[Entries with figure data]
-------------------------

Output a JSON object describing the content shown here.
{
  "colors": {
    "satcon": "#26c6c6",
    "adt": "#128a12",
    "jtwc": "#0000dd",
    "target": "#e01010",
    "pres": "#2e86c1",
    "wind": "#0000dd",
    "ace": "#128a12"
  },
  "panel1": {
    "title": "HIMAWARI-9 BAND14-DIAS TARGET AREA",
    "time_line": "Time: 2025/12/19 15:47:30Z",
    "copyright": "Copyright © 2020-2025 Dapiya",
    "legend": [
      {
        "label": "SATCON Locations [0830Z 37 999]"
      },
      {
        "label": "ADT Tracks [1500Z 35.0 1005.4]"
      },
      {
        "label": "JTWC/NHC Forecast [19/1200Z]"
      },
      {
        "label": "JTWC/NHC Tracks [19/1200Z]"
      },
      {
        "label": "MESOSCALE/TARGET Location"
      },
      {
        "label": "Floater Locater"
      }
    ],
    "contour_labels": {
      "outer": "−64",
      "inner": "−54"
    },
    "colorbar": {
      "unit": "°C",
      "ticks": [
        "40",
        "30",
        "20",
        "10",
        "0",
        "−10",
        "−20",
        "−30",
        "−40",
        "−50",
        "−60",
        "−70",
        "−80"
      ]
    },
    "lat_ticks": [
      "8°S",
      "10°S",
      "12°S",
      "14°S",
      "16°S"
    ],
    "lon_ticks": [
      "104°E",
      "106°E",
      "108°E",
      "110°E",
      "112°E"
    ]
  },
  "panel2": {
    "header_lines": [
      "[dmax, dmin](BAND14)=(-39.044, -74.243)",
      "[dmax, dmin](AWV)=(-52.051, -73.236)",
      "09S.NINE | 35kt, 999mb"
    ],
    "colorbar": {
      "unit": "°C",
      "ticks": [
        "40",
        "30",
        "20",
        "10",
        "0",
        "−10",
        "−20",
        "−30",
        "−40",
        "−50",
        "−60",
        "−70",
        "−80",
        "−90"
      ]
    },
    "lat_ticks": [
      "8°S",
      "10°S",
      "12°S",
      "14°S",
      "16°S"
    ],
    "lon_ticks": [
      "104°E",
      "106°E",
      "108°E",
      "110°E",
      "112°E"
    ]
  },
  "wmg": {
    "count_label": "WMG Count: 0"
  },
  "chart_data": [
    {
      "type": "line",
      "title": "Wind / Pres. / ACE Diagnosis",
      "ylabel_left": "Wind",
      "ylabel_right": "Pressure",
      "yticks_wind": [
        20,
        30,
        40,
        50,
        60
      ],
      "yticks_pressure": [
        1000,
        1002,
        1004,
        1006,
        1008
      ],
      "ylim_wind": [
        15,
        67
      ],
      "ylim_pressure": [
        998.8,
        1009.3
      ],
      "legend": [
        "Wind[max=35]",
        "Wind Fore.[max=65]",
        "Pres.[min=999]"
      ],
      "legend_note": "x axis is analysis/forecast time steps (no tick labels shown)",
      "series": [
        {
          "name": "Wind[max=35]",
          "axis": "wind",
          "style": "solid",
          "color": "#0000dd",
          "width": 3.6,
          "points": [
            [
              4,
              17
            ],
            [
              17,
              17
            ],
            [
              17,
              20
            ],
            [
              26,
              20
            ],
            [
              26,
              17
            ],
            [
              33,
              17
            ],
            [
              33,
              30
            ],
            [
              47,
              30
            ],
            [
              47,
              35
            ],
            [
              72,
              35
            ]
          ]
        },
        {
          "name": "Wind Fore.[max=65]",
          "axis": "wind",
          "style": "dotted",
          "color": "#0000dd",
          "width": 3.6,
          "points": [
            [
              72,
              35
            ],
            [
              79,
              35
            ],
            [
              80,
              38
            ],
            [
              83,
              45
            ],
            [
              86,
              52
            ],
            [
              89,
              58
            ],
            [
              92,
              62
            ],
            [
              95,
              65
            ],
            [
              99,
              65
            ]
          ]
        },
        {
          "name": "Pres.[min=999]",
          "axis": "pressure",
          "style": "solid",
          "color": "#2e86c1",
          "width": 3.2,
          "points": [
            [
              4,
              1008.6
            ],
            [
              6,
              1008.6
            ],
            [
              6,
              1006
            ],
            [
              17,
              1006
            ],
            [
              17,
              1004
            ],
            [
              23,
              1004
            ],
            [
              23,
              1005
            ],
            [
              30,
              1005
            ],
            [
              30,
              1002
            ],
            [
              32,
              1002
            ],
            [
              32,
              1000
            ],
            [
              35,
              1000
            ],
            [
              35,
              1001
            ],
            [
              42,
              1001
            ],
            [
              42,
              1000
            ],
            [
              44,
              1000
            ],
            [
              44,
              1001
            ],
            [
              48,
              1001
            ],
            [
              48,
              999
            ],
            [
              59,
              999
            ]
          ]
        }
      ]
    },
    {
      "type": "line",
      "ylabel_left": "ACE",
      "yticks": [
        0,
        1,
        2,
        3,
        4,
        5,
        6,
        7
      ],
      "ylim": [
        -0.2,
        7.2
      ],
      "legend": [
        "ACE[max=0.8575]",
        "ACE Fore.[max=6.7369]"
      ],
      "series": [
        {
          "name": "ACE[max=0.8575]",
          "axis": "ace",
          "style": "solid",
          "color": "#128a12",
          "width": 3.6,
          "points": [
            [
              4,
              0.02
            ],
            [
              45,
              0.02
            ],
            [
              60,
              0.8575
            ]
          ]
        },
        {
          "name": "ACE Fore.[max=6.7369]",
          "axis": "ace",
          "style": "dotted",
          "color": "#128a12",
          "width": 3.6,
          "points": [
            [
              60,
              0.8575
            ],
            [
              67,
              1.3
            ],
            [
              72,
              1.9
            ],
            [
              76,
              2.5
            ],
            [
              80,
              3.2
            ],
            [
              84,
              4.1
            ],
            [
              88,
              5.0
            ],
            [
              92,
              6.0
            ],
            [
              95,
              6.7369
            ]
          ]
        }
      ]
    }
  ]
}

-------------------------

Given task:
Repeat the records above exactly, leaving none out.

Solution to the problem:
Output a JSON object describing the content shown here.
{
  "colors": {
    "satcon": "#26c6c6",
    "adt": "#128a12",
    "jtwc": "#0000dd",
    "target": "#e01010",
    "pres": "#2e86c1",
    "wind": "#0000dd",
    "ace": "#128a12"
  },
  "panel1": {
    "title": "HIMAWARI-9 BAND14-DIAS TARGET AREA",
    "time_line": "Time: 2025/12/19 15:47:30Z",
    "copyright": "Copyright © 2020-2025 Dapiya",
    "legend": [
      {
        "label": "SATCON Locations [0830Z 37 999]"
      },
      {
        "label": "ADT Tracks [1500Z 35.0 1005.4]"
      },
      {
        "label": "JTWC/NHC Forecast [19/1200Z]"
      },
      {
        "label": "JTWC/NHC Tracks [19/1200Z]"
      },
      {
        "label": "MESOSCALE/TARGET Location"
      },
      {
        "label": "Floater Locater"
      }
    ],
    "contour_labels": {
      "outer": "−64",
      "inner": "−54"
    },
    "colorbar": {
      "unit": "°C",
      "ticks": [
        "40",
        "30",
        "20",
        "10",
        "0",
        "−10",
        "−20",
        "−30",
        "−40",
        "−50",
        "−60",
        "−70",
        "−80"
      ]
    },
    "lat_ticks": [
      "8°S",
      "10°S",
      "12°S",
      "14°S",
      "16°S"
    ],
    "lon_ticks": [
      "104°E",
      "106°E",
      "108°E",
      "110°E",
      "112°E"
    ]
  },
  "panel2": {
    "header_lines": [
      "[dmax, dmin](BAND14)=(-39.044, -74.243)",
      "[dmax, dmin](AWV)=(-52.051, -73.236)",
      "09S.NINE | 35kt, 999mb"
    ],
    "colorbar": {
      "unit": "°C",
      "ticks": [
        "40",
        "30",
        "20",
        "10",
        "0",
        "−10",
        "−20",
        "−30",
        "−40",
        "−50",
        "−60",
        "−70",
        "−80",
        "−90"
      ]
    },
    "lat_ticks": [
      "8°S",
      "10°S",
      "12°S",
      "14°S",
      "16°S"
    ],
    "lon_ticks": [
      "104°E",
      "106°E",
      "108°E",
      "110°E",
      "112°E"
    ]
  },
  "wmg": {
    "count_label": "WMG Count: 0"
  },
  "chart_data": [
    {
      "type": "line",
      "title": "Wind / Pres. / ACE Diagnosis",
      "ylabel_left": "Wind",
      "ylabel_right": "Pressure",
      "yticks_wind": [
        20,
        30,
        40,
        50,
        60
      ],
      "yticks_pressure": [
        1000,
        1002,
        1004,
        1006,
        1008
      ],
      "ylim_wind": [
        15,
        67
      ],
      "ylim_pressure": [
        998.8,
        1009.3
      ],
      "legend": [
        "Wind[max=35]",
        "Wind Fore.[max=65]",
        "Pres.[min=999]"
      ],
      "legend_note": "x axis is analysis/forecast time steps (no tick labels shown)",
      "series": [
        {
          "name": "Wind[max=35]",
          "axis": "wind",
          "style": "solid",
          "color": "#0000dd",
          "width": 3.6,
          "points": [
            [
              4,
              17
            ],
            [
              17,
              17
            ],
            [
              17,
              20
            ],
            [
              26,
              20
            ],
            [
              26,
              17
            ],
            [
              33,
              17
            ],
            [
              33,
              30
            ],
            [
              47,
              30
            ],
            [
              47,
              35
            ],
            [
              72,
              35
            ]
          ]
        },
        {
          "name": "Wind Fore.[max=65]",
          "axis": "wind",
          "style": "dotted",
          "color": "#0000dd",
          "width": 3.6,
          "points": [
            [
              72,
              35
            ],
            [
              79,
              35
            ],
            [
              80,
              38
            ],
            [
              83,
              45
            ],
            [
              86,
              52
            ],
            [
              89,
              58
            ],
            [
              92,
              62
            ],
            [
              95,
              65
            ],
            [
              99,
              65
            ]
          ]
        },
        {
          "name": "Pres.[min=999]",
          "axis": "pressure",
          "style": "solid",
          "color": "#2e86c1",
          "width": 3.2,
          "points": [
            [
              4,
              1008.6
            ],
            [
              6,
              1008.6
            ],
            [
              6,
              1006
            ],
            [
              17,
              1006
            ],
            [
              17,
              1004
            ],
            [
              23,
              1004
            ],
            [
              23,
              1005
            ],
            [
              30,
              1005
            ],
            [
              30,
              1002
            ],
            [
              32,
              1002
            ],
            [
              32,
              1000
            ],
            [
              35,
              1000
            ],
            [
              35,
              1001
            ],
            [
              42,
              1001
            ],
            [
              42,
              1000
            ],
            [
              44,
              1000
            ],
            [
              44,
              1001
            ],
            [
              48,
              1001
            ],
            [
              48,
              999
            ],
            [
              59,
              999
            ]
          ]
        }
      ]
    },
    {
      "type": "line",
      "ylabel_left": "ACE",
      "yticks": [
        0,
        1,
        2,
        3,
        4,
        5,
        6,
        7
      ],
      "ylim": [
        -0.2,
        7.2
      ],
      "legend": [
        "ACE[max=0.8575]",
        "ACE Fore.[max=6.7369]"
      ],
      "series": [
        {
          "name": "ACE[max=0.8575]",
          "axis": "ace",
          "style": "solid",
          "color": "#128a12",
          "width": 3.6,
          "points": [
            [
              4,
              0.02
            ],
            [
              45,
              0.02
            ],
            [
              60,
              0.8575
            ]
          ]
        },
        {
          "name": "ACE Fore.[max=6.7369]",
          "axis": "ace",
          "style": "dotted",
          "color": "#128a12",
          "width": 3.6,
          "points": [
            [
              60,
              0.8575
            ],
            [
              67,
              1.3
            ],
            [
              72,
              1.9
            ],
            [
              76,
              2.5
            ],
            [
              80,
              3.2
            ],
            [
              84,
              4.1
            ],
            [
              88,
              5.0
            ],
            [
              92,
              6.0
            ],
            [
              95,
              6.7369
            ]
          ]
        }
      ]
    }
  ]
}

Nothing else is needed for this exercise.